▸ Entries supplied:
....
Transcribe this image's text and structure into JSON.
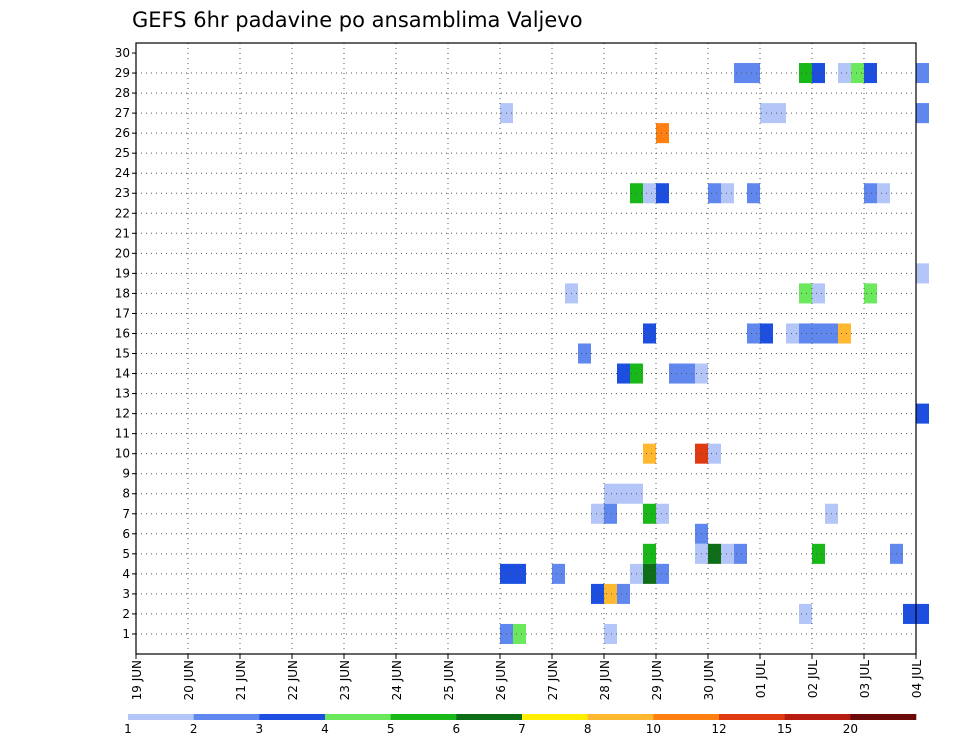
{
  "chart_data": {
    "type": "heatmap",
    "title": "GEFS 6hr padavine po ansamblima Valjevo",
    "xlabel": "",
    "ylabel": "",
    "x_start": "2024-06-19",
    "x_end": "2024-07-04",
    "x_step_hours": 6,
    "x_tick_labels": [
      "19 JUN",
      "20 JUN",
      "21 JUN",
      "22 JUN",
      "23 JUN",
      "24 JUN",
      "25 JUN",
      "26 JUN",
      "27 JUN",
      "28 JUN",
      "29 JUN",
      "30 JUN",
      "01 JUL",
      "02 JUL",
      "03 JUL",
      "04 JUL"
    ],
    "y_tick_labels": [
      1,
      2,
      3,
      4,
      5,
      6,
      7,
      8,
      9,
      10,
      11,
      12,
      13,
      14,
      15,
      16,
      17,
      18,
      19,
      20,
      21,
      22,
      23,
      24,
      25,
      26,
      27,
      28,
      29,
      30
    ],
    "grid": true,
    "colorbar": {
      "position": "bottom",
      "labels": [
        "1",
        "2",
        "3",
        "4",
        "5",
        "6",
        "7",
        "8",
        "10",
        "12",
        "15",
        "20"
      ],
      "colors": [
        "#b3c6f7",
        "#5f87ee",
        "#1c4fe0",
        "#6be85c",
        "#18b818",
        "#0e6e18",
        "#ffee00",
        "#ffb830",
        "#ff8010",
        "#e03a10",
        "#b81c10",
        "#6a0a0a"
      ]
    },
    "cells": [
      {
        "member": 29,
        "time": "2024-06-30T12",
        "cls": 2
      },
      {
        "member": 29,
        "time": "2024-06-30T18",
        "cls": 2
      },
      {
        "member": 29,
        "time": "2024-07-01T18",
        "cls": 5
      },
      {
        "member": 29,
        "time": "2024-07-02T00",
        "cls": 3
      },
      {
        "member": 29,
        "time": "2024-07-02T12",
        "cls": 1
      },
      {
        "member": 29,
        "time": "2024-07-02T18",
        "cls": 4
      },
      {
        "member": 29,
        "time": "2024-07-03T00",
        "cls": 3
      },
      {
        "member": 29,
        "time": "2024-07-04T00",
        "cls": 2
      },
      {
        "member": 27,
        "time": "2024-06-26T00",
        "cls": 1
      },
      {
        "member": 27,
        "time": "2024-07-01T00",
        "cls": 1
      },
      {
        "member": 27,
        "time": "2024-07-01T06",
        "cls": 1
      },
      {
        "member": 27,
        "time": "2024-07-04T00",
        "cls": 2
      },
      {
        "member": 26,
        "time": "2024-06-29T00",
        "cls": 9
      },
      {
        "member": 23,
        "time": "2024-06-28T12",
        "cls": 5
      },
      {
        "member": 23,
        "time": "2024-06-28T18",
        "cls": 1
      },
      {
        "member": 23,
        "time": "2024-06-29T00",
        "cls": 3
      },
      {
        "member": 23,
        "time": "2024-06-30T00",
        "cls": 2
      },
      {
        "member": 23,
        "time": "2024-06-30T06",
        "cls": 1
      },
      {
        "member": 23,
        "time": "2024-06-30T18",
        "cls": 2
      },
      {
        "member": 23,
        "time": "2024-07-03T00",
        "cls": 2
      },
      {
        "member": 23,
        "time": "2024-07-03T06",
        "cls": 1
      },
      {
        "member": 19,
        "time": "2024-07-04T00",
        "cls": 1
      },
      {
        "member": 18,
        "time": "2024-06-27T06",
        "cls": 1
      },
      {
        "member": 18,
        "time": "2024-07-01T18",
        "cls": 4
      },
      {
        "member": 18,
        "time": "2024-07-02T00",
        "cls": 1
      },
      {
        "member": 18,
        "time": "2024-07-03T00",
        "cls": 4
      },
      {
        "member": 16,
        "time": "2024-06-28T18",
        "cls": 3
      },
      {
        "member": 16,
        "time": "2024-06-30T18",
        "cls": 2
      },
      {
        "member": 16,
        "time": "2024-07-01T00",
        "cls": 3
      },
      {
        "member": 16,
        "time": "2024-07-01T12",
        "cls": 1
      },
      {
        "member": 16,
        "time": "2024-07-01T18",
        "cls": 2
      },
      {
        "member": 16,
        "time": "2024-07-02T00",
        "cls": 2
      },
      {
        "member": 16,
        "time": "2024-07-02T06",
        "cls": 2
      },
      {
        "member": 16,
        "time": "2024-07-02T12",
        "cls": 8
      },
      {
        "member": 15,
        "time": "2024-06-27T12",
        "cls": 2
      },
      {
        "member": 14,
        "time": "2024-06-28T06",
        "cls": 3
      },
      {
        "member": 14,
        "time": "2024-06-28T12",
        "cls": 5
      },
      {
        "member": 14,
        "time": "2024-06-29T06",
        "cls": 2
      },
      {
        "member": 14,
        "time": "2024-06-29T12",
        "cls": 2
      },
      {
        "member": 14,
        "time": "2024-06-29T18",
        "cls": 1
      },
      {
        "member": 12,
        "time": "2024-07-04T00",
        "cls": 3
      },
      {
        "member": 10,
        "time": "2024-06-28T18",
        "cls": 8
      },
      {
        "member": 10,
        "time": "2024-06-29T18",
        "cls": 10
      },
      {
        "member": 10,
        "time": "2024-06-30T00",
        "cls": 1
      },
      {
        "member": 8,
        "time": "2024-06-28T00",
        "cls": 1
      },
      {
        "member": 8,
        "time": "2024-06-28T06",
        "cls": 1
      },
      {
        "member": 8,
        "time": "2024-06-28T12",
        "cls": 1
      },
      {
        "member": 7,
        "time": "2024-06-27T18",
        "cls": 1
      },
      {
        "member": 7,
        "time": "2024-06-28T00",
        "cls": 2
      },
      {
        "member": 7,
        "time": "2024-06-28T18",
        "cls": 5
      },
      {
        "member": 7,
        "time": "2024-06-29T00",
        "cls": 1
      },
      {
        "member": 7,
        "time": "2024-07-02T06",
        "cls": 1
      },
      {
        "member": 6,
        "time": "2024-06-29T18",
        "cls": 2
      },
      {
        "member": 5,
        "time": "2024-06-28T18",
        "cls": 5
      },
      {
        "member": 5,
        "time": "2024-06-29T18",
        "cls": 1
      },
      {
        "member": 5,
        "time": "2024-06-30T00",
        "cls": 6
      },
      {
        "member": 5,
        "time": "2024-06-30T06",
        "cls": 1
      },
      {
        "member": 5,
        "time": "2024-06-30T12",
        "cls": 2
      },
      {
        "member": 5,
        "time": "2024-07-02T00",
        "cls": 5
      },
      {
        "member": 5,
        "time": "2024-07-03T12",
        "cls": 2
      },
      {
        "member": 4,
        "time": "2024-06-26T00",
        "cls": 3
      },
      {
        "member": 4,
        "time": "2024-06-26T06",
        "cls": 3
      },
      {
        "member": 4,
        "time": "2024-06-27T00",
        "cls": 2
      },
      {
        "member": 4,
        "time": "2024-06-28T12",
        "cls": 1
      },
      {
        "member": 4,
        "time": "2024-06-28T18",
        "cls": 6
      },
      {
        "member": 4,
        "time": "2024-06-29T00",
        "cls": 2
      },
      {
        "member": 3,
        "time": "2024-06-27T18",
        "cls": 3
      },
      {
        "member": 3,
        "time": "2024-06-28T00",
        "cls": 8
      },
      {
        "member": 3,
        "time": "2024-06-28T06",
        "cls": 2
      },
      {
        "member": 2,
        "time": "2024-07-01T18",
        "cls": 1
      },
      {
        "member": 2,
        "time": "2024-07-03T18",
        "cls": 3
      },
      {
        "member": 2,
        "time": "2024-07-04T00",
        "cls": 3
      },
      {
        "member": 1,
        "time": "2024-06-26T00",
        "cls": 2
      },
      {
        "member": 1,
        "time": "2024-06-26T06",
        "cls": 4
      },
      {
        "member": 1,
        "time": "2024-06-28T00",
        "cls": 1
      }
    ]
  }
}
....
▸ Problem to solve:
None of the pictures should appear; repeat the records exactly otherwise.

▸ Task response:
Transcribe this image's text and structure into JSON.
{
  "chart_data": {
    "type": "heatmap",
    "title": "GEFS 6hr padavine po ansamblima Valjevo",
    "xlabel": "",
    "ylabel": "",
    "x_start": "2024-06-19",
    "x_end": "2024-07-04",
    "x_step_hours": 6,
    "x_tick_labels": [
      "19 JUN",
      "20 JUN",
      "21 JUN",
      "22 JUN",
      "23 JUN",
      "24 JUN",
      "25 JUN",
      "26 JUN",
      "27 JUN",
      "28 JUN",
      "29 JUN",
      "30 JUN",
      "01 JUL",
      "02 JUL",
      "03 JUL",
      "04 JUL"
    ],
    "y_tick_labels": [
      1,
      2,
      3,
      4,
      5,
      6,
      7,
      8,
      9,
      10,
      11,
      12,
      13,
      14,
      15,
      16,
      17,
      18,
      19,
      20,
      21,
      22,
      23,
      24,
      25,
      26,
      27,
      28,
      29,
      30
    ],
    "grid": true,
    "colorbar": {
      "position": "bottom",
      "labels": [
        "1",
        "2",
        "3",
        "4",
        "5",
        "6",
        "7",
        "8",
        "10",
        "12",
        "15",
        "20"
      ],
      "colors": [
        "#b3c6f7",
        "#5f87ee",
        "#1c4fe0",
        "#6be85c",
        "#18b818",
        "#0e6e18",
        "#ffee00",
        "#ffb830",
        "#ff8010",
        "#e03a10",
        "#b81c10",
        "#6a0a0a"
      ]
    },
    "cells": [
      {
        "member": 29,
        "time": "2024-06-30T12",
        "cls": 2
      },
      {
        "member": 29,
        "time": "2024-06-30T18",
        "cls": 2
      },
      {
        "member": 29,
        "time": "2024-07-01T18",
        "cls": 5
      },
      {
        "member": 29,
        "time": "2024-07-02T00",
        "cls": 3
      },
      {
        "member": 29,
        "time": "2024-07-02T12",
        "cls": 1
      },
      {
        "member": 29,
        "time": "2024-07-02T18",
        "cls": 4
      },
      {
        "member": 29,
        "time": "2024-07-03T00",
        "cls": 3
      },
      {
        "member": 29,
        "time": "2024-07-04T00",
        "cls": 2
      },
      {
        "member": 27,
        "time": "2024-06-26T00",
        "cls": 1
      },
      {
        "member": 27,
        "time": "2024-07-01T00",
        "cls": 1
      },
      {
        "member": 27,
        "time": "2024-07-01T06",
        "cls": 1
      },
      {
        "member": 27,
        "time": "2024-07-04T00",
        "cls": 2
      },
      {
        "member": 26,
        "time": "2024-06-29T00",
        "cls": 9
      },
      {
        "member": 23,
        "time": "2024-06-28T12",
        "cls": 5
      },
      {
        "member": 23,
        "time": "2024-06-28T18",
        "cls": 1
      },
      {
        "member": 23,
        "time": "2024-06-29T00",
        "cls": 3
      },
      {
        "member": 23,
        "time": "2024-06-30T00",
        "cls": 2
      },
      {
        "member": 23,
        "time": "2024-06-30T06",
        "cls": 1
      },
      {
        "member": 23,
        "time": "2024-06-30T18",
        "cls": 2
      },
      {
        "member": 23,
        "time": "2024-07-03T00",
        "cls": 2
      },
      {
        "member": 23,
        "time": "2024-07-03T06",
        "cls": 1
      },
      {
        "member": 19,
        "time": "2024-07-04T00",
        "cls": 1
      },
      {
        "member": 18,
        "time": "2024-06-27T06",
        "cls": 1
      },
      {
        "member": 18,
        "time": "2024-07-01T18",
        "cls": 4
      },
      {
        "member": 18,
        "time": "2024-07-02T00",
        "cls": 1
      },
      {
        "member": 18,
        "time": "2024-07-03T00",
        "cls": 4
      },
      {
        "member": 16,
        "time": "2024-06-28T18",
        "cls": 3
      },
      {
        "member": 16,
        "time": "2024-06-30T18",
        "cls": 2
      },
      {
        "member": 16,
        "time": "2024-07-01T00",
        "cls": 3
      },
      {
        "member": 16,
        "time": "2024-07-01T12",
        "cls": 1
      },
      {
        "member": 16,
        "time": "2024-07-01T18",
        "cls": 2
      },
      {
        "member": 16,
        "time": "2024-07-02T00",
        "cls": 2
      },
      {
        "member": 16,
        "time": "2024-07-02T06",
        "cls": 2
      },
      {
        "member": 16,
        "time": "2024-07-02T12",
        "cls": 8
      },
      {
        "member": 15,
        "time": "2024-06-27T12",
        "cls": 2
      },
      {
        "member": 14,
        "time": "2024-06-28T06",
        "cls": 3
      },
      {
        "member": 14,
        "time": "2024-06-28T12",
        "cls": 5
      },
      {
        "member": 14,
        "time": "2024-06-29T06",
        "cls": 2
      },
      {
        "member": 14,
        "time": "2024-06-29T12",
        "cls": 2
      },
      {
        "member": 14,
        "time": "2024-06-29T18",
        "cls": 1
      },
      {
        "member": 12,
        "time": "2024-07-04T00",
        "cls": 3
      },
      {
        "member": 10,
        "time": "2024-06-28T18",
        "cls": 8
      },
      {
        "member": 10,
        "time": "2024-06-29T18",
        "cls": 10
      },
      {
        "member": 10,
        "time": "2024-06-30T00",
        "cls": 1
      },
      {
        "member": 8,
        "time": "2024-06-28T00",
        "cls": 1
      },
      {
        "member": 8,
        "time": "2024-06-28T06",
        "cls": 1
      },
      {
        "member": 8,
        "time": "2024-06-28T12",
        "cls": 1
      },
      {
        "member": 7,
        "time": "2024-06-27T18",
        "cls": 1
      },
      {
        "member": 7,
        "time": "2024-06-28T00",
        "cls": 2
      },
      {
        "member": 7,
        "time": "2024-06-28T18",
        "cls": 5
      },
      {
        "member": 7,
        "time": "2024-06-29T00",
        "cls": 1
      },
      {
        "member": 7,
        "time": "2024-07-02T06",
        "cls": 1
      },
      {
        "member": 6,
        "time": "2024-06-29T18",
        "cls": 2
      },
      {
        "member": 5,
        "time": "2024-06-28T18",
        "cls": 5
      },
      {
        "member": 5,
        "time": "2024-06-29T18",
        "cls": 1
      },
      {
        "member": 5,
        "time": "2024-06-30T00",
        "cls": 6
      },
      {
        "member": 5,
        "time": "2024-06-30T06",
        "cls": 1
      },
      {
        "member": 5,
        "time": "2024-06-30T12",
        "cls": 2
      },
      {
        "member": 5,
        "time": "2024-07-02T00",
        "cls": 5
      },
      {
        "member": 5,
        "time": "2024-07-03T12",
        "cls": 2
      },
      {
        "member": 4,
        "time": "2024-06-26T00",
        "cls": 3
      },
      {
        "member": 4,
        "time": "2024-06-26T06",
        "cls": 3
      },
      {
        "member": 4,
        "time": "2024-06-27T00",
        "cls": 2
      },
      {
        "member": 4,
        "time": "2024-06-28T12",
        "cls": 1
      },
      {
        "member": 4,
        "time": "2024-06-28T18",
        "cls": 6
      },
      {
        "member": 4,
        "time": "2024-06-29T00",
        "cls": 2
      },
      {
        "member": 3,
        "time": "2024-06-27T18",
        "cls": 3
      },
      {
        "member": 3,
        "time": "2024-06-28T00",
        "cls": 8
      },
      {
        "member": 3,
        "time": "2024-06-28T06",
        "cls": 2
      },
      {
        "member": 2,
        "time": "2024-07-01T18",
        "cls": 1
      },
      {
        "member": 2,
        "time": "2024-07-03T18",
        "cls": 3
      },
      {
        "member": 2,
        "time": "2024-07-04T00",
        "cls": 3
      },
      {
        "member": 1,
        "time": "2024-06-26T00",
        "cls": 2
      },
      {
        "member": 1,
        "time": "2024-06-26T06",
        "cls": 4
      },
      {
        "member": 1,
        "time": "2024-06-28T00",
        "cls": 1
      }
    ]
  }
}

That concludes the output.